▶ **DO THIS**
Go through the material and pull out every line with the string "caption" in it.
--- Start TASK DATA ---
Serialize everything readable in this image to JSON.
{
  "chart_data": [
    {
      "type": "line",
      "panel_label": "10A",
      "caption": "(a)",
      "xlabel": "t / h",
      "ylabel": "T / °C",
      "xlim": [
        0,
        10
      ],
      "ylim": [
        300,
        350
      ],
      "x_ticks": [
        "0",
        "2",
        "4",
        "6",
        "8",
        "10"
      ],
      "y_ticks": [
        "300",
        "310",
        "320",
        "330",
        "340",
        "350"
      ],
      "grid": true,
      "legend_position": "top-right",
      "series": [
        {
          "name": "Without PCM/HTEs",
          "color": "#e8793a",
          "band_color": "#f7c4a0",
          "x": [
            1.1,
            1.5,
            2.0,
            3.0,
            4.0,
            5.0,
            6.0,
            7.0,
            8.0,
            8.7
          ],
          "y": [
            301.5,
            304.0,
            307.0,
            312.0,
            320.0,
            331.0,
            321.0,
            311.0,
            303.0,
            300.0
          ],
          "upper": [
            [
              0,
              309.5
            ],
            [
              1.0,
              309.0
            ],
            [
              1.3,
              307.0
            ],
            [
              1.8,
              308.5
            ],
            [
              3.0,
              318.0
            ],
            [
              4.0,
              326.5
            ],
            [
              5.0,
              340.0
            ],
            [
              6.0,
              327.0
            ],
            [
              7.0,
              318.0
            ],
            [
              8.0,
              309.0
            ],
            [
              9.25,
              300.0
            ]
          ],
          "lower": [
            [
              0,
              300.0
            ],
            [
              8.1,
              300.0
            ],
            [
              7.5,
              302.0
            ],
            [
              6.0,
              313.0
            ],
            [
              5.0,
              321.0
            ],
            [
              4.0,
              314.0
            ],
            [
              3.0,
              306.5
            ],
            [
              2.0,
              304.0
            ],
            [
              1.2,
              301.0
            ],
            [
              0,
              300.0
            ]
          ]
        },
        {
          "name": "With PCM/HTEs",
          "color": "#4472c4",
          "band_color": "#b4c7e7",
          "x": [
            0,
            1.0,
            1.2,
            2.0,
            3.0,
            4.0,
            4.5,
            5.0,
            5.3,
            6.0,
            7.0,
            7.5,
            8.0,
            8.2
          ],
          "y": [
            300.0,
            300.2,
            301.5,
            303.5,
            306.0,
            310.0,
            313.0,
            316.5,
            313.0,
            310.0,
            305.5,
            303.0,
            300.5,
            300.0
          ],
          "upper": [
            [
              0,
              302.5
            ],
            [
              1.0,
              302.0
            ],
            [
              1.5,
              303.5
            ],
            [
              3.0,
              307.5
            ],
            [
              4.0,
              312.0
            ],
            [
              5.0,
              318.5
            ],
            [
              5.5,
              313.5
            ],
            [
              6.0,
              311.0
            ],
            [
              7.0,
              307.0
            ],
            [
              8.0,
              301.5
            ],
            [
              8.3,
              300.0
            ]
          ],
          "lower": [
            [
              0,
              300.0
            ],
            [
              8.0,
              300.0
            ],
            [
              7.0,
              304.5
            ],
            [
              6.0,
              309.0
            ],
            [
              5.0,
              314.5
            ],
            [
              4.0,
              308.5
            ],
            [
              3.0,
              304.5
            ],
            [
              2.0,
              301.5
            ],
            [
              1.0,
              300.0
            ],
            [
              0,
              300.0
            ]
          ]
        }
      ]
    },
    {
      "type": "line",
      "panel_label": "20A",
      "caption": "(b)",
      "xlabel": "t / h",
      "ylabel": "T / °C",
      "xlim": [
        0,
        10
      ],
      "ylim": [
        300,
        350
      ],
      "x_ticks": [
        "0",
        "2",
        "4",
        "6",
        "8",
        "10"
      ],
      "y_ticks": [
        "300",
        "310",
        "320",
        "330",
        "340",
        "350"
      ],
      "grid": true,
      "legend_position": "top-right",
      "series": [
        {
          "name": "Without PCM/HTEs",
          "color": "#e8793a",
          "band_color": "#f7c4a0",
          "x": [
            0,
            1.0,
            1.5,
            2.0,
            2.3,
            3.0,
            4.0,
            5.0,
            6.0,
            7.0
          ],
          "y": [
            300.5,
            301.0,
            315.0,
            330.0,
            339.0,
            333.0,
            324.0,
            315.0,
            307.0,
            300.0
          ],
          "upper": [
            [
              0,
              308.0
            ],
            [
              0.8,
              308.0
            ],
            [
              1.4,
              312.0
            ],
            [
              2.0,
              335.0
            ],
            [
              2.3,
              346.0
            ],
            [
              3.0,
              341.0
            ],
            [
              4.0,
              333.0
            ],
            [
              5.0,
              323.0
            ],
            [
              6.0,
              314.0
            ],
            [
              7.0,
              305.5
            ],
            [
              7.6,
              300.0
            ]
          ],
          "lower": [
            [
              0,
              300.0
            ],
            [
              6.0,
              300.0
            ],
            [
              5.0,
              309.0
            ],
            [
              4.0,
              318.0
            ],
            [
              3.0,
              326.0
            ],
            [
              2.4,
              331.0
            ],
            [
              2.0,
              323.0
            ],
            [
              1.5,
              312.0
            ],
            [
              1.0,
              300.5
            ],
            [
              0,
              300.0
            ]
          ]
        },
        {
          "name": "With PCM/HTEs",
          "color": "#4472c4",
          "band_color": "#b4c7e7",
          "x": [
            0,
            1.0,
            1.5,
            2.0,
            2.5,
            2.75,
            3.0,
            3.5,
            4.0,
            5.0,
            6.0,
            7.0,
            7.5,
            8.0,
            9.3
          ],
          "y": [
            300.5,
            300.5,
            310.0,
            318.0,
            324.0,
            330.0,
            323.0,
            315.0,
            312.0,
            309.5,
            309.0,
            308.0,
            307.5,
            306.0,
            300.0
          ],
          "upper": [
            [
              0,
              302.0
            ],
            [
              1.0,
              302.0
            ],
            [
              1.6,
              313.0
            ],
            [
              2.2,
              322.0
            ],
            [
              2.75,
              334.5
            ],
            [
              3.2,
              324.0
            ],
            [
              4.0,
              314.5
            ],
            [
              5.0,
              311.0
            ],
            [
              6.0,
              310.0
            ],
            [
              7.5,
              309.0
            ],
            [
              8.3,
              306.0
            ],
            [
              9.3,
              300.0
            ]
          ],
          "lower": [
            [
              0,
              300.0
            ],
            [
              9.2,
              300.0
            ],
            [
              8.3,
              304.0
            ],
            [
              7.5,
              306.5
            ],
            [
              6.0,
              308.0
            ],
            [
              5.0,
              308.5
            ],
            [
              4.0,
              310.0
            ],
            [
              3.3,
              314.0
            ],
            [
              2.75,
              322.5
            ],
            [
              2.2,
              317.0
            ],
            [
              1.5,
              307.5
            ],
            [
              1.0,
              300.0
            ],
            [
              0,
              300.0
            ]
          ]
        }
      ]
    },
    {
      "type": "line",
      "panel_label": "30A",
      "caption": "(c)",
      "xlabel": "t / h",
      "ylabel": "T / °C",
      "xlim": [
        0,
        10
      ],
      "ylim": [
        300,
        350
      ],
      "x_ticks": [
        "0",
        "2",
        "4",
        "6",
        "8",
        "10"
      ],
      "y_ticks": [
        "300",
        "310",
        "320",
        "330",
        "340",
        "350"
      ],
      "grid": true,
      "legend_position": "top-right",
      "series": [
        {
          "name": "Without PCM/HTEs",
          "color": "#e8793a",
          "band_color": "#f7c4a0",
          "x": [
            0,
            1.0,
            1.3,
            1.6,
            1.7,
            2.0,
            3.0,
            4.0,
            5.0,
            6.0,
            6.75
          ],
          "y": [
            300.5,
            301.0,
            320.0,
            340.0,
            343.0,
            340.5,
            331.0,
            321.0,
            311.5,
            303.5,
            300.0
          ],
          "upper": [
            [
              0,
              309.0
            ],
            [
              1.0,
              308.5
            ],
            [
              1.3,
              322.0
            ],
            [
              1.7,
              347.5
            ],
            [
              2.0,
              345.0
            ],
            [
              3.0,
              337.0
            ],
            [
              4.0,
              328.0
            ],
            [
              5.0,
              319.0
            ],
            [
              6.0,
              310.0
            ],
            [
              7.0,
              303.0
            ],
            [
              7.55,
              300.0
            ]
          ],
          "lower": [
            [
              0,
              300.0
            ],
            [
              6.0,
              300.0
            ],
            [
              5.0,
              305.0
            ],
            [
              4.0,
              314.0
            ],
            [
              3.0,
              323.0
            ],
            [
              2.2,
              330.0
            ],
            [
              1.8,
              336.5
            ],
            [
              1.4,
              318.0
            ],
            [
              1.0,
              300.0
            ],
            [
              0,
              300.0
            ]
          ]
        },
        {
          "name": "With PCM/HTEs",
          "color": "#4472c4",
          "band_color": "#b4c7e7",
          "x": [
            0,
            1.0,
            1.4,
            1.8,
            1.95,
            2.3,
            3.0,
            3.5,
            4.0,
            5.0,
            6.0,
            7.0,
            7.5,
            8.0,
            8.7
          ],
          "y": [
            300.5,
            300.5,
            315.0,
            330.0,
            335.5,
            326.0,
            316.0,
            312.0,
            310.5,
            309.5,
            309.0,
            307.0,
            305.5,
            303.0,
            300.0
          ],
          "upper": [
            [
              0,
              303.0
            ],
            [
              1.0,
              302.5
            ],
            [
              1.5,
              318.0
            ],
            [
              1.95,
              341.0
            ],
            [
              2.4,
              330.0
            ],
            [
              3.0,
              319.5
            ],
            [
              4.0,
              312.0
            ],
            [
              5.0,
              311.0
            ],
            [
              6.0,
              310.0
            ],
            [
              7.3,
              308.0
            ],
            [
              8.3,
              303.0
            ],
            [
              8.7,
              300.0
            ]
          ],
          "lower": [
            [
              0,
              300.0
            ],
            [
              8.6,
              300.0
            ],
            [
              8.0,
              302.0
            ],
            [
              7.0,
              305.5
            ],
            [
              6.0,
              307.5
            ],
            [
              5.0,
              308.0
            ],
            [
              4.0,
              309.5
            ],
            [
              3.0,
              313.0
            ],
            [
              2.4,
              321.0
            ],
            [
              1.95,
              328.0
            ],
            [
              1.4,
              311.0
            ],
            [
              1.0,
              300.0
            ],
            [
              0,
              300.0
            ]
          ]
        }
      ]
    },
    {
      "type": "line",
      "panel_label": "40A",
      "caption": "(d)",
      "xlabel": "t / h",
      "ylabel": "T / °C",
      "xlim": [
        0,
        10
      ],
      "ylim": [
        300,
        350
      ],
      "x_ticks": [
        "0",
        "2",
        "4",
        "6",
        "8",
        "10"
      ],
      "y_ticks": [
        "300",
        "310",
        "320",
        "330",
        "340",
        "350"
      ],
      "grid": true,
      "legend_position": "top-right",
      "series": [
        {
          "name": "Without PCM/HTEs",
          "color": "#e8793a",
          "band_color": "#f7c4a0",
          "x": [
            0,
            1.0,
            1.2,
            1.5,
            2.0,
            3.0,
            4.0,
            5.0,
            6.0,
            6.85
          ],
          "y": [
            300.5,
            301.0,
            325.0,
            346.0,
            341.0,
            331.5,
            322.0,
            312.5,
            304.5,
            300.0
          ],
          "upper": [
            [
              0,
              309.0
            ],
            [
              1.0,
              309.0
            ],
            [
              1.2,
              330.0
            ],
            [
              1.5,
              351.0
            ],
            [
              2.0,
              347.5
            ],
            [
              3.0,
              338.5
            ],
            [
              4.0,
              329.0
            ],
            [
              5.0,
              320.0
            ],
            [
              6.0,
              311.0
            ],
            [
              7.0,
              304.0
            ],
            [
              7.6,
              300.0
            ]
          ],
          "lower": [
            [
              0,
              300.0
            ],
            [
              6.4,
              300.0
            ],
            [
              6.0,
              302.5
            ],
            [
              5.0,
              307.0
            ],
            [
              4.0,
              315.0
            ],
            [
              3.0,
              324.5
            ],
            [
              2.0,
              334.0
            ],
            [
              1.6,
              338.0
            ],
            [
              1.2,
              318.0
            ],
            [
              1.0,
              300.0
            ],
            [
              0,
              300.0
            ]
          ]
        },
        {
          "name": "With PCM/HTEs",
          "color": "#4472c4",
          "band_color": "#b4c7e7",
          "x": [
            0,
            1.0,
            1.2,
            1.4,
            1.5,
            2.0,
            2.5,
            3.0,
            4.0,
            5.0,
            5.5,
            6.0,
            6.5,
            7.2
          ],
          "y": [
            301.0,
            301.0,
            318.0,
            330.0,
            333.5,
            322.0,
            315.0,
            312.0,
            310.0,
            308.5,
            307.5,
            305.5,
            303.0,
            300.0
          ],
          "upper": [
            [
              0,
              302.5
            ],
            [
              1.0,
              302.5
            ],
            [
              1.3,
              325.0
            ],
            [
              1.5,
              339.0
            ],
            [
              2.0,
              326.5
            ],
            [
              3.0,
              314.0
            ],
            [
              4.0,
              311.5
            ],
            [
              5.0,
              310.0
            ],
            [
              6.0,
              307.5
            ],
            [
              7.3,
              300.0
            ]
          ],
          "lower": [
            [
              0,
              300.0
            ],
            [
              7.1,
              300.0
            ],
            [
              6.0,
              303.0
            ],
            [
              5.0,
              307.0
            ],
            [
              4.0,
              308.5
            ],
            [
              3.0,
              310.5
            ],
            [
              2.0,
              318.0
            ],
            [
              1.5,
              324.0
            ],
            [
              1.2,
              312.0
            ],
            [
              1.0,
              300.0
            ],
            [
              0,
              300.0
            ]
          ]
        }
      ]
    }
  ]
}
--- End TASK DATA ---
▶ **RESPONSE TO THIS EXERCISE**
      "caption": "(a)",
      "caption": "(b)",
      "caption": "(c)",
      "caption": "(d)",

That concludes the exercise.